▸ EXERCISE PROMPT: Copy the data precisely, keeping every character.

▸ MATERIAL:
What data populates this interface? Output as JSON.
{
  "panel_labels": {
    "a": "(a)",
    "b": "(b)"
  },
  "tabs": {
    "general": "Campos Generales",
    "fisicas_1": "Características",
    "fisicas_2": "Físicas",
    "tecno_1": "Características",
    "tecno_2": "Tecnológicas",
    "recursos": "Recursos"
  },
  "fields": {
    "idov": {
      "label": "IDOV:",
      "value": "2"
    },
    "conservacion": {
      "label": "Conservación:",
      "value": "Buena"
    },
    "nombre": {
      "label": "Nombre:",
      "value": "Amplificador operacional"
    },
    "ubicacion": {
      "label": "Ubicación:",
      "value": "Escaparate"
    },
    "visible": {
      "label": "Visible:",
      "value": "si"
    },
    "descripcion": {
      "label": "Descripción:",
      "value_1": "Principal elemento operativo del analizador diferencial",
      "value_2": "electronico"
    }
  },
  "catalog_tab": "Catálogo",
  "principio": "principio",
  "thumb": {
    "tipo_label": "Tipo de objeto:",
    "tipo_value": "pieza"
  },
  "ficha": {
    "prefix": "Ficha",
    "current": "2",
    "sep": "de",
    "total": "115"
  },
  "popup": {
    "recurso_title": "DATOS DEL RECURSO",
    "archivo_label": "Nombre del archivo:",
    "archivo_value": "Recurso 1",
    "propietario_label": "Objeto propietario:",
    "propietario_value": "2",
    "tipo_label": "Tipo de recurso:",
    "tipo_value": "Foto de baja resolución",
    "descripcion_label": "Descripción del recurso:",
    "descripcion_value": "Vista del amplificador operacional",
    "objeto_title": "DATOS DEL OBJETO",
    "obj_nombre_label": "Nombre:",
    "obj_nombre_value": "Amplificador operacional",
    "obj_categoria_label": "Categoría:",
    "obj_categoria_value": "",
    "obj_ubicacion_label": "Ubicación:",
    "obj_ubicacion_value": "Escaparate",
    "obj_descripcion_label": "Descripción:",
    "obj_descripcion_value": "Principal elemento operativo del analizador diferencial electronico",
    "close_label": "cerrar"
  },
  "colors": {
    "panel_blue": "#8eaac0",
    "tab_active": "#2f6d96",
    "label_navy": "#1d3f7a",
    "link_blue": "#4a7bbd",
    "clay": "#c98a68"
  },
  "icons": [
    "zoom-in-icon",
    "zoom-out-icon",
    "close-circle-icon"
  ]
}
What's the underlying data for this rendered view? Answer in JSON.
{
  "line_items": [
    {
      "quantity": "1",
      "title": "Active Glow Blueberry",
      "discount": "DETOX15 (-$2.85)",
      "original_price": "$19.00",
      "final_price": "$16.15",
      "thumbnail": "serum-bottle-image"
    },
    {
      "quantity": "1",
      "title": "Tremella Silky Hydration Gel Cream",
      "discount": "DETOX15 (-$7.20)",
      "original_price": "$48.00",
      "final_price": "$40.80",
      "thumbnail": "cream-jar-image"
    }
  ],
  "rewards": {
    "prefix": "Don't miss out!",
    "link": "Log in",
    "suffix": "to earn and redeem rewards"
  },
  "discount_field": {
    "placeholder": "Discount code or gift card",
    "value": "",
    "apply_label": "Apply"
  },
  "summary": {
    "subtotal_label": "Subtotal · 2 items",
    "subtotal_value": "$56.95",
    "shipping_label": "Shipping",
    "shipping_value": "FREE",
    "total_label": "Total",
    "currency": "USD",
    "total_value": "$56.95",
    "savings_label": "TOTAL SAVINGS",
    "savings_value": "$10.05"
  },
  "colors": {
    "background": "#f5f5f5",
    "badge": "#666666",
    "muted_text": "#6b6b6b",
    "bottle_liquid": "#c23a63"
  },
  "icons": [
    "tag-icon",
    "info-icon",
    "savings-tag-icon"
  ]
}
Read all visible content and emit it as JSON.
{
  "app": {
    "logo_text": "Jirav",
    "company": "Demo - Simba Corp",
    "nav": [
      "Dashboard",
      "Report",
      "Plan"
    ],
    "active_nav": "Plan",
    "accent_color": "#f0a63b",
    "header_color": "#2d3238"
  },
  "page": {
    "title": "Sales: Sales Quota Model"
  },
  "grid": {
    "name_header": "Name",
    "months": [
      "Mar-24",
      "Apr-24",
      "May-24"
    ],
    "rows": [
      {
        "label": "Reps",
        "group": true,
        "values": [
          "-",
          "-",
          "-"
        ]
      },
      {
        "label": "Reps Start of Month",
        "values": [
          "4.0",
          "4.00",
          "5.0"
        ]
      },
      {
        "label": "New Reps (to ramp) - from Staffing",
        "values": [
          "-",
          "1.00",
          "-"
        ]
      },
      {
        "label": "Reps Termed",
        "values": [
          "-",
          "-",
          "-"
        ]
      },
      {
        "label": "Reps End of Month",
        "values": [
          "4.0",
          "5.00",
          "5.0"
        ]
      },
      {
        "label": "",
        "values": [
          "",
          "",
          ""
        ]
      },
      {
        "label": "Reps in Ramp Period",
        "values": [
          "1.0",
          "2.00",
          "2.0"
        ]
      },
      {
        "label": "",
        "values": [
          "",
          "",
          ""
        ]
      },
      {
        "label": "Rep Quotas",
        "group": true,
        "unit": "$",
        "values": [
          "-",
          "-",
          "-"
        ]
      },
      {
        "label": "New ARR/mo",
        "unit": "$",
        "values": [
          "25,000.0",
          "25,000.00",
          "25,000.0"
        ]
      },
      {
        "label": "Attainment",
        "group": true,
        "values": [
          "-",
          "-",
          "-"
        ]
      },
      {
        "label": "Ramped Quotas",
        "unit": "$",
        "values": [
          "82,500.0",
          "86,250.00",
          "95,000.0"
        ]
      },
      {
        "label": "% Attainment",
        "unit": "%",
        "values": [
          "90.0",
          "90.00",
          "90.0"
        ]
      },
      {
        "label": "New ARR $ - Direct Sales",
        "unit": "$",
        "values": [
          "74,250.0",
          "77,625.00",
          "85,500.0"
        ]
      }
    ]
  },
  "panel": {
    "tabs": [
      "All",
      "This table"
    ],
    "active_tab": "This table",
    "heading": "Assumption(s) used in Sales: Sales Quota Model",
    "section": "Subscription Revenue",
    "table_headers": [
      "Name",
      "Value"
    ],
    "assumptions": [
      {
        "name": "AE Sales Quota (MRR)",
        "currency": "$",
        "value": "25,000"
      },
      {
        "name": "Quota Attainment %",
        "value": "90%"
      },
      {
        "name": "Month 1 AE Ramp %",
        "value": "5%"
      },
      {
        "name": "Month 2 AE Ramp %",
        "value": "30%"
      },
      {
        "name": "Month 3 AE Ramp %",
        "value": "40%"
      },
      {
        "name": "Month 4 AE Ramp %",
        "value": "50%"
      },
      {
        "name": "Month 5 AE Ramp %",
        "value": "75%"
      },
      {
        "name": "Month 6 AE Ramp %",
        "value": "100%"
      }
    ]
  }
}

▸ RESULT:
What data populates this interface? Output as JSON.
{
  "panel_labels": {
    "a": "(a)",
    "b": "(b)"
  },
  "tabs": {
    "general": "Campos Generales",
    "fisicas_1": "Características",
    "fisicas_2": "Físicas",
    "tecno_1": "Características",
    "tecno_2": "Tecnológicas",
    "recursos": "Recursos"
  },
  "fields": {
    "idov": {
      "label": "IDOV:",
      "value": "2"
    },
    "conservacion": {
      "label": "Conservación:",
      "value": "Buena"
    },
    "nombre": {
      "label": "Nombre:",
      "value": "Amplificador operacional"
    },
    "ubicacion": {
      "label": "Ubicación:",
      "value": "Escaparate"
    },
    "visible": {
      "label": "Visible:",
      "value": "si"
    },
    "descripcion": {
      "label": "Descripción:",
      "value_1": "Principal elemento operativo del analizador diferencial",
      "value_2": "electronico"
    }
  },
  "catalog_tab": "Catálogo",
  "principio": "principio",
  "thumb": {
    "tipo_label": "Tipo de objeto:",
    "tipo_value": "pieza"
  },
  "ficha": {
    "prefix": "Ficha",
    "current": "2",
    "sep": "de",
    "total": "115"
  },
  "popup": {
    "recurso_title": "DATOS DEL RECURSO",
    "archivo_label": "Nombre del archivo:",
    "archivo_value": "Recurso 1",
    "propietario_label": "Objeto propietario:",
    "propietario_value": "2",
    "tipo_label": "Tipo de recurso:",
    "tipo_value": "Foto de baja resolución",
    "descripcion_label": "Descripción del recurso:",
    "descripcion_value": "Vista del amplificador operacional",
    "objeto_title": "DATOS DEL OBJETO",
    "obj_nombre_label": "Nombre:",
    "obj_nombre_value": "Amplificador operacional",
    "obj_categoria_label": "Categoría:",
    "obj_categoria_value": "",
    "obj_ubicacion_label": "Ubicación:",
    "obj_ubicacion_value": "Escaparate",
    "obj_descripcion_label": "Descripción:",
    "obj_descripcion_value": "Principal elemento operativo del analizador diferencial electronico",
    "close_label": "cerrar"
  },
  "colors": {
    "panel_blue": "#8eaac0",
    "tab_active": "#2f6d96",
    "label_navy": "#1d3f7a",
    "link_blue": "#4a7bbd",
    "clay": "#c98a68"
  },
  "icons": [
    "zoom-in-icon",
    "zoom-out-icon",
    "close-circle-icon"
  ]
}
What's the underlying data for this rendered view? Answer in JSON.
{
  "line_items": [
    {
      "quantity": "1",
      "title": "Active Glow Blueberry",
      "discount": "DETOX15 (-$2.85)",
      "original_price": "$19.00",
      "final_price": "$16.15",
      "thumbnail": "serum-bottle-image"
    },
    {
      "quantity": "1",
      "title": "Tremella Silky Hydration Gel Cream",
      "discount": "DETOX15 (-$7.20)",
      "original_price": "$48.00",
      "final_price": "$40.80",
      "thumbnail": "cream-jar-image"
    }
  ],
  "rewards": {
    "prefix": "Don't miss out!",
    "link": "Log in",
    "suffix": "to earn and redeem rewards"
  },
  "discount_field": {
    "placeholder": "Discount code or gift card",
    "value": "",
    "apply_label": "Apply"
  },
  "summary": {
    "subtotal_label": "Subtotal · 2 items",
    "subtotal_value": "$56.95",
    "shipping_label": "Shipping",
    "shipping_value": "FREE",
    "total_label": "Total",
    "currency": "USD",
    "total_value": "$56.95",
    "savings_label": "TOTAL SAVINGS",
    "savings_value": "$10.05"
  },
  "colors": {
    "background": "#f5f5f5",
    "badge": "#666666",
    "muted_text": "#6b6b6b",
    "bottle_liquid": "#c23a63"
  },
  "icons": [
    "tag-icon",
    "info-icon",
    "savings-tag-icon"
  ]
}
Read all visible content and emit it as JSON.
{
  "app": {
    "logo_text": "Jirav",
    "company": "Demo - Simba Corp",
    "nav": [
      "Dashboard",
      "Report",
      "Plan"
    ],
    "active_nav": "Plan",
    "accent_color": "#f0a63b",
    "header_color": "#2d3238"
  },
  "page": {
    "title": "Sales: Sales Quota Model"
  },
  "grid": {
    "name_header": "Name",
    "months": [
      "Mar-24",
      "Apr-24",
      "May-24"
    ],
    "rows": [
      {
        "label": "Reps",
        "group": true,
        "values": [
          "-",
          "-",
          "-"
        ]
      },
      {
        "label": "Reps Start of Month",
        "values": [
          "4.0",
          "4.00",
          "5.0"
        ]
      },
      {
        "label": "New Reps (to ramp) - from Staffing",
        "values": [
          "-",
          "1.00",
          "-"
        ]
      },
      {
        "label": "Reps Termed",
        "values": [
          "-",
          "-",
          "-"
        ]
      },
      {
        "label": "Reps End of Month",
        "values": [
          "4.0",
          "5.00",
          "5.0"
        ]
      },
      {
        "label": "",
        "values": [
          "",
          "",
          ""
        ]
      },
      {
        "label": "Reps in Ramp Period",
        "values": [
          "1.0",
          "2.00",
          "2.0"
        ]
      },
      {
        "label": "",
        "values": [
          "",
          "",
          ""
        ]
      },
      {
        "label": "Rep Quotas",
        "group": true,
        "unit": "$",
        "values": [
          "-",
          "-",
          "-"
        ]
      },
      {
        "label": "New ARR/mo",
        "unit": "$",
        "values": [
          "25,000.0",
          "25,000.00",
          "25,000.0"
        ]
      },
      {
        "label": "Attainment",
        "group": true,
        "values": [
          "-",
          "-",
          "-"
        ]
      },
      {
        "label": "Ramped Quotas",
        "unit": "$",
        "values": [
          "82,500.0",
          "86,250.00",
          "95,000.0"
        ]
      },
      {
        "label": "% Attainment",
        "unit": "%",
        "values": [
          "90.0",
          "90.00",
          "90.0"
        ]
      },
      {
        "label": "New ARR $ - Direct Sales",
        "unit": "$",
        "values": [
          "74,250.0",
          "77,625.00",
          "85,500.0"
        ]
      }
    ]
  },
  "panel": {
    "tabs": [
      "All",
      "This table"
    ],
    "active_tab": "This table",
    "heading": "Assumption(s) used in Sales: Sales Quota Model",
    "section": "Subscription Revenue",
    "table_headers": [
      "Name",
      "Value"
    ],
    "assumptions": [
      {
        "name": "AE Sales Quota (MRR)",
        "currency": "$",
        "value": "25,000"
      },
      {
        "name": "Quota Attainment %",
        "value": "90%"
      },
      {
        "name": "Month 1 AE Ramp %",
        "value": "5%"
      },
      {
        "name": "Month 2 AE Ramp %",
        "value": "30%"
      },
      {
        "name": "Month 3 AE Ramp %",
        "value": "40%"
      },
      {
        "name": "Month 4 AE Ramp %",
        "value": "50%"
      },
      {
        "name": "Month 5 AE Ramp %",
        "value": "75%"
      },
      {
        "name": "Month 6 AE Ramp %",
        "value": "100%"
      }
    ]
  }
}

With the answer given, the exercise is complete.